[DIRECTIONS]:
Look below and pull out each line with the word "logo".

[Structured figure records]

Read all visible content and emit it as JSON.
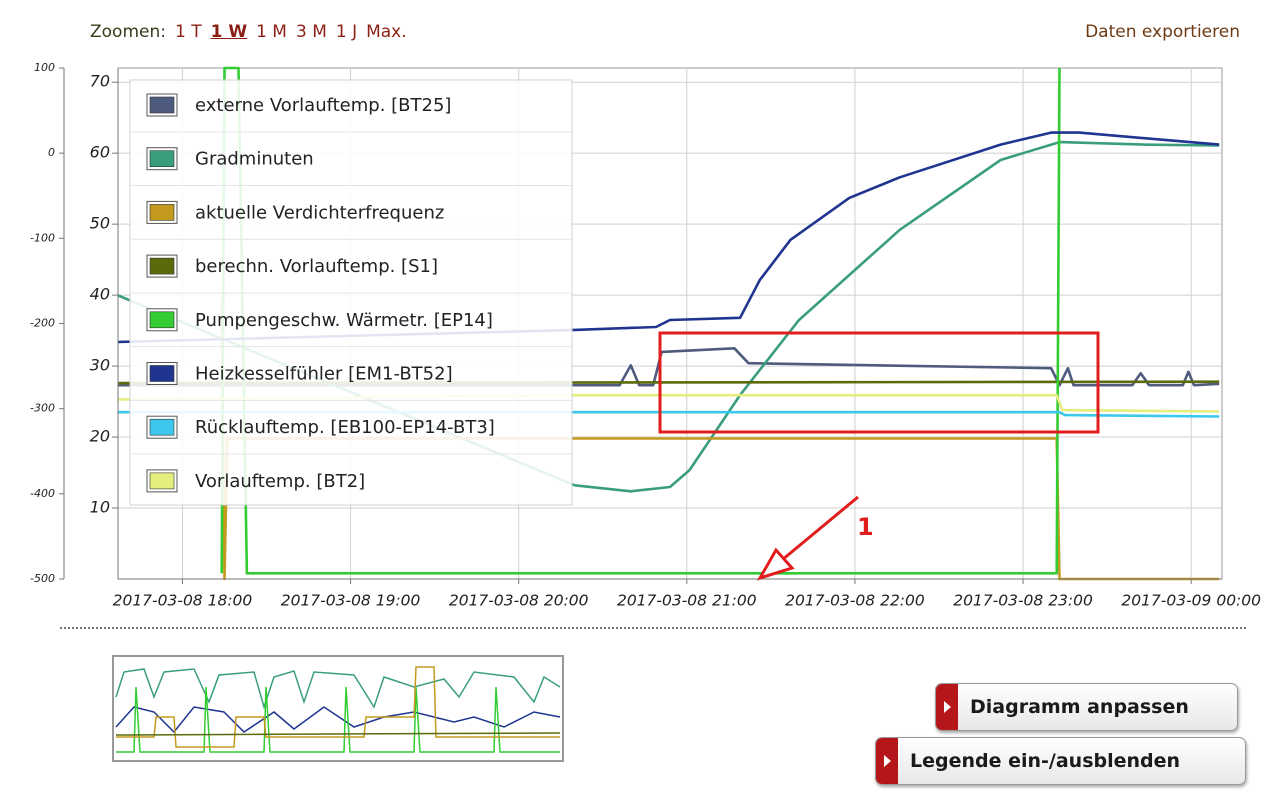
{
  "toolbar": {
    "zoom_label": "Zoomen:",
    "zoom_options": [
      "1 T",
      "1 W",
      "1 M",
      "3 M",
      "1 J",
      "Max."
    ],
    "active_zoom_index": 1,
    "export": "Daten exportieren"
  },
  "chart_data": {
    "type": "line",
    "xlim": [
      "2017-03-08 17:37",
      "2017-03-09 00:11"
    ],
    "xticks": [
      "2017-03-08 18:00",
      "2017-03-08 19:00",
      "2017-03-08 20:00",
      "2017-03-08 21:00",
      "2017-03-08 22:00",
      "2017-03-08 23:00",
      "2017-03-09 00:00"
    ],
    "ylim": [
      0,
      72
    ],
    "yticks": [
      10,
      20,
      30,
      40,
      50,
      60,
      70
    ],
    "y2lim": [
      -500,
      100
    ],
    "y2ticks": [
      -500,
      -400,
      -300,
      -200,
      -100,
      0,
      100
    ],
    "grid": true,
    "legend": "top-left",
    "annotation": "1",
    "series": [
      {
        "name": "externe Vorlauftemp. [BT25]",
        "color": "#4f5b7e",
        "x": [
          "2017-03-08 17:37",
          "2017-03-08 20:36",
          "2017-03-08 20:40",
          "2017-03-08 20:43",
          "2017-03-08 20:48",
          "2017-03-08 20:51",
          "2017-03-08 21:17",
          "2017-03-08 21:22",
          "2017-03-08 23:10",
          "2017-03-08 23:13",
          "2017-03-08 23:16",
          "2017-03-08 23:18",
          "2017-03-08 23:39",
          "2017-03-08 23:42",
          "2017-03-08 23:45",
          "2017-03-08 23:57",
          "2017-03-08 23:59",
          "2017-03-09 00:01",
          "2017-03-09 00:10"
        ],
        "values": [
          27.3,
          27.3,
          30.1,
          27.3,
          27.3,
          32.0,
          32.5,
          30.4,
          29.7,
          27.3,
          29.7,
          27.3,
          27.3,
          29.0,
          27.3,
          27.3,
          29.2,
          27.3,
          27.5
        ]
      },
      {
        "name": "Gradminuten",
        "color": "#3a9e7e",
        "axis": "y2",
        "x": [
          "2017-03-08 17:37",
          "2017-03-08 20:20",
          "2017-03-08 20:40",
          "2017-03-08 20:54",
          "2017-03-08 21:01",
          "2017-03-08 21:19",
          "2017-03-08 21:40",
          "2017-03-08 22:16",
          "2017-03-08 22:52",
          "2017-03-08 23:13",
          "2017-03-08 23:45",
          "2017-03-09 00:10"
        ],
        "values": [
          -167,
          -390,
          -397,
          -392,
          -372,
          -284,
          -196,
          -90,
          -8,
          13,
          10,
          9
        ]
      },
      {
        "name": "aktuelle Verdichterfrequenz",
        "color": "#c49a1e",
        "x": [
          "2017-03-08 18:14",
          "2017-03-08 18:15",
          "2017-03-08 18:16",
          "2017-03-08 23:12",
          "2017-03-08 23:13",
          "2017-03-09 00:10"
        ],
        "values": [
          39.0,
          0.0,
          19.8,
          19.8,
          0.0,
          0.0
        ]
      },
      {
        "name": "berechn. Vorlauftemp. [S1]",
        "color": "#5b6b0c",
        "x": [
          "2017-03-08 17:37",
          "2017-03-09 00:10"
        ],
        "values": [
          27.6,
          27.8
        ]
      },
      {
        "name": "Pumpengeschw. Wärmetr. [EP14]",
        "color": "#33cc33",
        "x": [
          "2017-03-08 18:14",
          "2017-03-08 18:15",
          "2017-03-08 18:20",
          "2017-03-08 18:23",
          "2017-03-08 23:12",
          "2017-03-08 23:13"
        ],
        "values": [
          0.8,
          72,
          72,
          0.8,
          0.8,
          72
        ]
      },
      {
        "name": "Heizkesselfühler [EM1-BT52]",
        "color": "#1f3590",
        "x": [
          "2017-03-08 17:37",
          "2017-03-08 20:20",
          "2017-03-08 20:49",
          "2017-03-08 20:54",
          "2017-03-08 21:19",
          "2017-03-08 21:26",
          "2017-03-08 21:37",
          "2017-03-08 21:58",
          "2017-03-08 22:16",
          "2017-03-08 22:52",
          "2017-03-08 23:10",
          "2017-03-08 23:20",
          "2017-03-09 00:10"
        ],
        "values": [
          33.4,
          35.1,
          35.5,
          36.5,
          36.8,
          42.1,
          47.8,
          53.7,
          56.6,
          61.2,
          62.9,
          62.9,
          61.2
        ]
      },
      {
        "name": "Rücklauftemp. [EB100-EP14-BT3]",
        "color": "#3cc8ec",
        "x": [
          "2017-03-08 17:37",
          "2017-03-08 23:13",
          "2017-03-08 23:15",
          "2017-03-09 00:10"
        ],
        "values": [
          23.5,
          23.5,
          23.1,
          22.9
        ]
      },
      {
        "name": "Vorlauftemp. [BT2]",
        "color": "#e4ee7c",
        "x": [
          "2017-03-08 17:37",
          "2017-03-08 20:20",
          "2017-03-08 23:12",
          "2017-03-08 23:14",
          "2017-03-09 00:10"
        ],
        "values": [
          25.3,
          25.9,
          25.9,
          23.8,
          23.6
        ]
      }
    ]
  },
  "buttons": [
    "Diagramm anpassen",
    "Legende ein-/ausblenden"
  ]
}
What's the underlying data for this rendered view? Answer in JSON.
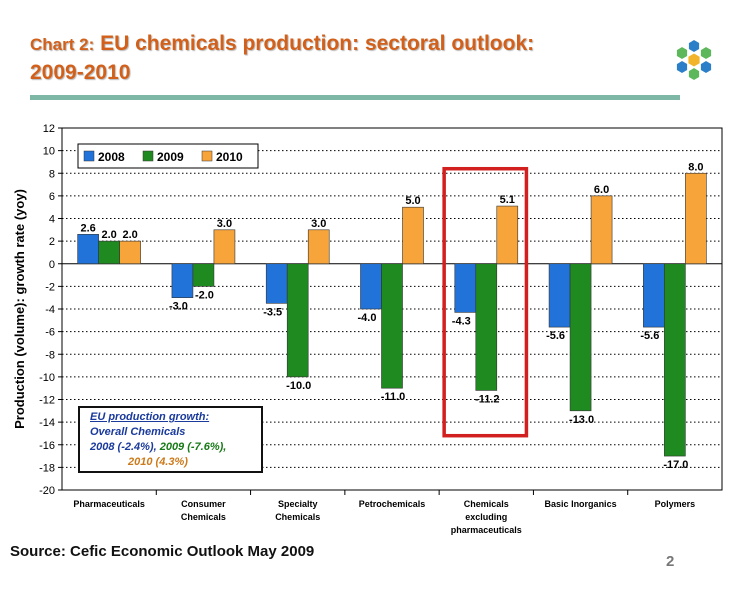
{
  "header": {
    "title_prefix": "Chart 2:",
    "title_rest": " EU chemicals production: sectoral outlook:",
    "title_line2": "2009-2010"
  },
  "logo": {
    "icon": "hexagon-cluster-logo-icon",
    "colors": [
      "#2a7fc8",
      "#5db85b",
      "#f2b42a"
    ]
  },
  "footer": {
    "source": "Source: Cefic Economic Outlook May 2009",
    "page_number": "2"
  },
  "note": {
    "line1": "EU production growth:",
    "line2": "Overall Chemicals",
    "line3a": "2008 (-2.4%), ",
    "line3b": "2009 (-7.6%),",
    "line4": "2010 (4.3%)"
  },
  "chart_data": {
    "type": "bar",
    "title": "",
    "xlabel": "",
    "ylabel": "Production (volume): growth rate (yoy)",
    "ylim": [
      -20,
      12
    ],
    "yticks": [
      12,
      10,
      8,
      6,
      4,
      2,
      0,
      -2,
      -4,
      -6,
      -8,
      -10,
      -12,
      -14,
      -16,
      -18,
      -20
    ],
    "grid": "horizontal-dotted",
    "legend": "top-left",
    "categories": [
      [
        "Pharmaceuticals"
      ],
      [
        "Consumer",
        "Chemicals"
      ],
      [
        "Specialty",
        "Chemicals"
      ],
      [
        "Petrochemicals"
      ],
      [
        "Chemicals",
        "excluding",
        "pharmaceuticals"
      ],
      [
        "Basic Inorganics"
      ],
      [
        "Polymers"
      ]
    ],
    "series": [
      {
        "name": "2008",
        "color": "#2173d9",
        "values": [
          2.6,
          -3.0,
          -3.5,
          -4.0,
          -4.3,
          -5.6,
          -5.6
        ]
      },
      {
        "name": "2009",
        "color": "#1f8a1f",
        "values": [
          2.0,
          -2.0,
          -10.0,
          -11.0,
          -11.2,
          -13.0,
          -17.0
        ]
      },
      {
        "name": "2010",
        "color": "#f7a53b",
        "values": [
          2.0,
          3.0,
          3.0,
          5.0,
          5.1,
          6.0,
          8.0
        ]
      }
    ],
    "highlight": {
      "category_index": 4,
      "color": "#d21f1f"
    }
  }
}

[EXERCISE RESPONSE]:
  "logo": {
    "icon": "hexagon-cluster-logo-icon",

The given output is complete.